— SHORT TASK —
Restate every line of the material, word for word.

═════ INPUT ROWS ═════

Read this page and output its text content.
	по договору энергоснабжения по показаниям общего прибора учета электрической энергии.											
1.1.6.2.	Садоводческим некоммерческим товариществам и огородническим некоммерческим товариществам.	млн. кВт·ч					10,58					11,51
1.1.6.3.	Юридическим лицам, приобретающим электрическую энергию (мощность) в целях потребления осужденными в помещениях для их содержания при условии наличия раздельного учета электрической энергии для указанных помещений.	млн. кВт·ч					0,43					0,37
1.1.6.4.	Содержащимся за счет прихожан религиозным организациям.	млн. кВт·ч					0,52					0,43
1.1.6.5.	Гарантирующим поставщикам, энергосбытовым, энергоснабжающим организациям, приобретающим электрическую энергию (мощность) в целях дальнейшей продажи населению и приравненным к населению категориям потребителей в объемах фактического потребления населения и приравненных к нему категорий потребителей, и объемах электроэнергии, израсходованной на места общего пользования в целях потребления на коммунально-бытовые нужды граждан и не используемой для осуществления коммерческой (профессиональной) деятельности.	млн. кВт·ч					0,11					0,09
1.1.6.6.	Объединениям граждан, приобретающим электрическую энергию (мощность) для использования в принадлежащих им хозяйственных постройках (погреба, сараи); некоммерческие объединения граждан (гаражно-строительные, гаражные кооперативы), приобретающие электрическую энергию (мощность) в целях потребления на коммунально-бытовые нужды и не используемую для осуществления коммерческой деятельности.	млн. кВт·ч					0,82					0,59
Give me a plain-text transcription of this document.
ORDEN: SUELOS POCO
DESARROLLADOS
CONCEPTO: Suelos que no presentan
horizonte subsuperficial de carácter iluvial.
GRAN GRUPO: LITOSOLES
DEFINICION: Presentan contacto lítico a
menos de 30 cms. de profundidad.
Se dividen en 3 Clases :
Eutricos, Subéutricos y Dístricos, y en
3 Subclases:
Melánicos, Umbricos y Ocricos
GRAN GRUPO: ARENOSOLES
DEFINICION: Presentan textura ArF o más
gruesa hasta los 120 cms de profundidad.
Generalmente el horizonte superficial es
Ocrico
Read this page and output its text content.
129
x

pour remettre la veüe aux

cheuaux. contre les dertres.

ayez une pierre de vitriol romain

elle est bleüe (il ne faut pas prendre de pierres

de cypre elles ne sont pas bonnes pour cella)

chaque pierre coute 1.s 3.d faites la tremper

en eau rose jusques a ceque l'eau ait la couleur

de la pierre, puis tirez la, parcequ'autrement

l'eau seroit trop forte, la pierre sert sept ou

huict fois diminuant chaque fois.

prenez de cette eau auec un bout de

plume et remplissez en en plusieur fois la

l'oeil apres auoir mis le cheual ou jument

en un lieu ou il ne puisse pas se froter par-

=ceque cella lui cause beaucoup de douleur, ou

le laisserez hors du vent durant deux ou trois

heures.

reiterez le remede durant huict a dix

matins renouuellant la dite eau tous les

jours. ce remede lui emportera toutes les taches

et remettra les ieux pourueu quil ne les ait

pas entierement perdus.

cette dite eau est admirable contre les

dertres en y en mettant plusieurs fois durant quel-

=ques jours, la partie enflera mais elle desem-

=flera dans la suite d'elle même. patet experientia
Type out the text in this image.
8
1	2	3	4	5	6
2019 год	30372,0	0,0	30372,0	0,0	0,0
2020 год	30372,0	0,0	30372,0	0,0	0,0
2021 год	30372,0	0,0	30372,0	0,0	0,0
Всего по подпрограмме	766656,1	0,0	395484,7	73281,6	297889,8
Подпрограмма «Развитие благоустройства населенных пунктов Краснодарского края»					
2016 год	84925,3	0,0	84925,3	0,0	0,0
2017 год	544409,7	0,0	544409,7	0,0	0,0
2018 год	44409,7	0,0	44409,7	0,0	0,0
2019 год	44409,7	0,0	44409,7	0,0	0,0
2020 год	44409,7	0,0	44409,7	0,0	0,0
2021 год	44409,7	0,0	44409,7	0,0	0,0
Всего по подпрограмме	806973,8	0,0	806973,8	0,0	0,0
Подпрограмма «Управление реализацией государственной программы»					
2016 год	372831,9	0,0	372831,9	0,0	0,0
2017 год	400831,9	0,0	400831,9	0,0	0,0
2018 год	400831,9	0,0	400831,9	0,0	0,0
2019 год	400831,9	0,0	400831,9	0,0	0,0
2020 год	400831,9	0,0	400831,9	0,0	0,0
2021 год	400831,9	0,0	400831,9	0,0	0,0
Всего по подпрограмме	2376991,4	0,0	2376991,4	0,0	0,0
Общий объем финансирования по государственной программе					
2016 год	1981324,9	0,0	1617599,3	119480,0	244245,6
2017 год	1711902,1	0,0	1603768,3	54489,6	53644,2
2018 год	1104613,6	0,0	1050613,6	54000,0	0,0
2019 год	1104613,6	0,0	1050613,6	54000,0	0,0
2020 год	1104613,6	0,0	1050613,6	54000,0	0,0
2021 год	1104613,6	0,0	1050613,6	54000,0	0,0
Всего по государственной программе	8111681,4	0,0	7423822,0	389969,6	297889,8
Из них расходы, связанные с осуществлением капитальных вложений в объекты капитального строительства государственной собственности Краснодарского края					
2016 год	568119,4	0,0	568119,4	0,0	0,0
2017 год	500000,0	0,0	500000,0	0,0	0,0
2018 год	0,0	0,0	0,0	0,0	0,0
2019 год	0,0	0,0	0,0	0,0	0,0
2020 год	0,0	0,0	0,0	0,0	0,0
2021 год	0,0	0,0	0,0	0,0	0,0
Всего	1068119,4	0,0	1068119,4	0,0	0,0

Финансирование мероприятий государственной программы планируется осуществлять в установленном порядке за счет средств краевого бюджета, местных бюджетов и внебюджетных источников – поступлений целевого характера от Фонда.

═════

— EXERCISE OUTPUT —
Read this page and output its text content.
	по договору энергоснабжения по показаниям общего прибора учета электрической энергии.											
1.1.6.2.	Садоводческим некоммерческим товариществам и огородническим некоммерческим товариществам.	млн. кВт·ч					10,58					11,51
1.1.6.3.	Юридическим лицам, приобретающим электрическую энергию (мощность) в целях потребления осужденными в помещениях для их содержания при условии наличия раздельного учета электрической энергии для указанных помещений.	млн. кВт·ч					0,43					0,37
1.1.6.4.	Содержащимся за счет прихожан религиозным организациям.	млн. кВт·ч					0,52					0,43
1.1.6.5.	Гарантирующим поставщикам, энергосбытовым, энергоснабжающим организациям, приобретающим электрическую энергию (мощность) в целях дальнейшей продажи населению и приравненным к населению категориям потребителей в объемах фактического потребления населения и приравненных к нему категорий потребителей, и объемах электроэнергии, израсходованной на места общего пользования в целях потребления на коммунально-бытовые нужды граждан и не используемой для осуществления коммерческой (профессиональной) деятельности.	млн. кВт·ч					0,11					0,09
1.1.6.6.	Объединениям граждан, приобретающим электрическую энергию (мощность) для использования в принадлежащих им хозяйственных постройках (погреба, сараи); некоммерческие объединения граждан (гаражно-строительные, гаражные кооперативы), приобретающие электрическую энергию (мощность) в целях потребления на коммунально-бытовые нужды и не используемую для осуществления коммерческой деятельности.	млн. кВт·ч					0,82					0,59
Give me a plain-text transcription of this document.
ORDEN: SUELOS POCO
DESARROLLADOS
CONCEPTO: Suelos que no presentan
horizonte subsuperficial de carácter iluvial.
GRAN GRUPO: LITOSOLES
DEFINICION: Presentan contacto lítico a
menos de 30 cms. de profundidad.
Se dividen en 3 Clases :
Eutricos, Subéutricos y Dístricos, y en
3 Subclases:
Melánicos, Umbricos y Ocricos
GRAN GRUPO: ARENOSOLES
DEFINICION: Presentan textura ArF o más
gruesa hasta los 120 cms de profundidad.
Generalmente el horizonte superficial es
Ocrico
Read this page and output its text content.
129
x

pour remettre la veüe aux

cheuaux. contre les dertres.

ayez une pierre de vitriol romain

elle est bleüe (il ne faut pas prendre de pierres

de cypre elles ne sont pas bonnes pour cella)

chaque pierre coute 1.s 3.d faites la tremper

en eau rose jusques a ceque l'eau ait la couleur

de la pierre, puis tirez la, parcequ'autrement

l'eau seroit trop forte, la pierre sert sept ou

huict fois diminuant chaque fois.

prenez de cette eau auec un bout de

plume et remplissez en en plusieur fois la

l'oeil apres auoir mis le cheual ou jument

en un lieu ou il ne puisse pas se froter par-

=ceque cella lui cause beaucoup de douleur, ou

le laisserez hors du vent durant deux ou trois

heures.

reiterez le remede durant huict a dix

matins renouuellant la dite eau tous les

jours. ce remede lui emportera toutes les taches

et remettra les ieux pourueu quil ne les ait

pas entierement perdus.

cette dite eau est admirable contre les

dertres en y en mettant plusieurs fois durant quel-

=ques jours, la partie enflera mais elle desem-

=flera dans la suite d'elle même. patet experientia
Type out the text in this image.
8
1	2	3	4	5	6
2019 год	30372,0	0,0	30372,0	0,0	0,0
2020 год	30372,0	0,0	30372,0	0,0	0,0
2021 год	30372,0	0,0	30372,0	0,0	0,0
Всего по подпрограмме	766656,1	0,0	395484,7	73281,6	297889,8
Подпрограмма «Развитие благоустройства населенных пунктов Краснодарского края»					
2016 год	84925,3	0,0	84925,3	0,0	0,0
2017 год	544409,7	0,0	544409,7	0,0	0,0
2018 год	44409,7	0,0	44409,7	0,0	0,0
2019 год	44409,7	0,0	44409,7	0,0	0,0
2020 год	44409,7	0,0	44409,7	0,0	0,0
2021 год	44409,7	0,0	44409,7	0,0	0,0
Всего по подпрограмме	806973,8	0,0	806973,8	0,0	0,0
Подпрограмма «Управление реализацией государственной программы»					
2016 год	372831,9	0,0	372831,9	0,0	0,0
2017 год	400831,9	0,0	400831,9	0,0	0,0
2018 год	400831,9	0,0	400831,9	0,0	0,0
2019 год	400831,9	0,0	400831,9	0,0	0,0
2020 год	400831,9	0,0	400831,9	0,0	0,0
2021 год	400831,9	0,0	400831,9	0,0	0,0
Всего по подпрограмме	2376991,4	0,0	2376991,4	0,0	0,0
Общий объем финансирования по государственной программе					
2016 год	1981324,9	0,0	1617599,3	119480,0	244245,6
2017 год	1711902,1	0,0	1603768,3	54489,6	53644,2
2018 год	1104613,6	0,0	1050613,6	54000,0	0,0
2019 год	1104613,6	0,0	1050613,6	54000,0	0,0
2020 год	1104613,6	0,0	1050613,6	54000,0	0,0
2021 год	1104613,6	0,0	1050613,6	54000,0	0,0
Всего по государственной программе	8111681,4	0,0	7423822,0	389969,6	297889,8
Из них расходы, связанные с осуществлением капитальных вложений в объекты капитального строительства государственной собственности Краснодарского края					
2016 год	568119,4	0,0	568119,4	0,0	0,0
2017 год	500000,0	0,0	500000,0	0,0	0,0
2018 год	0,0	0,0	0,0	0,0	0,0
2019 год	0,0	0,0	0,0	0,0	0,0
2020 год	0,0	0,0	0,0	0,0	0,0
2021 год	0,0	0,0	0,0	0,0	0,0
Всего	1068119,4	0,0	1068119,4	0,0	0,0

Финансирование мероприятий государственной программы планируется осуществлять в установленном порядке за счет средств краевого бюджета, местных бюджетов и внебюджетных источников – поступлений целевого характера от Фонда.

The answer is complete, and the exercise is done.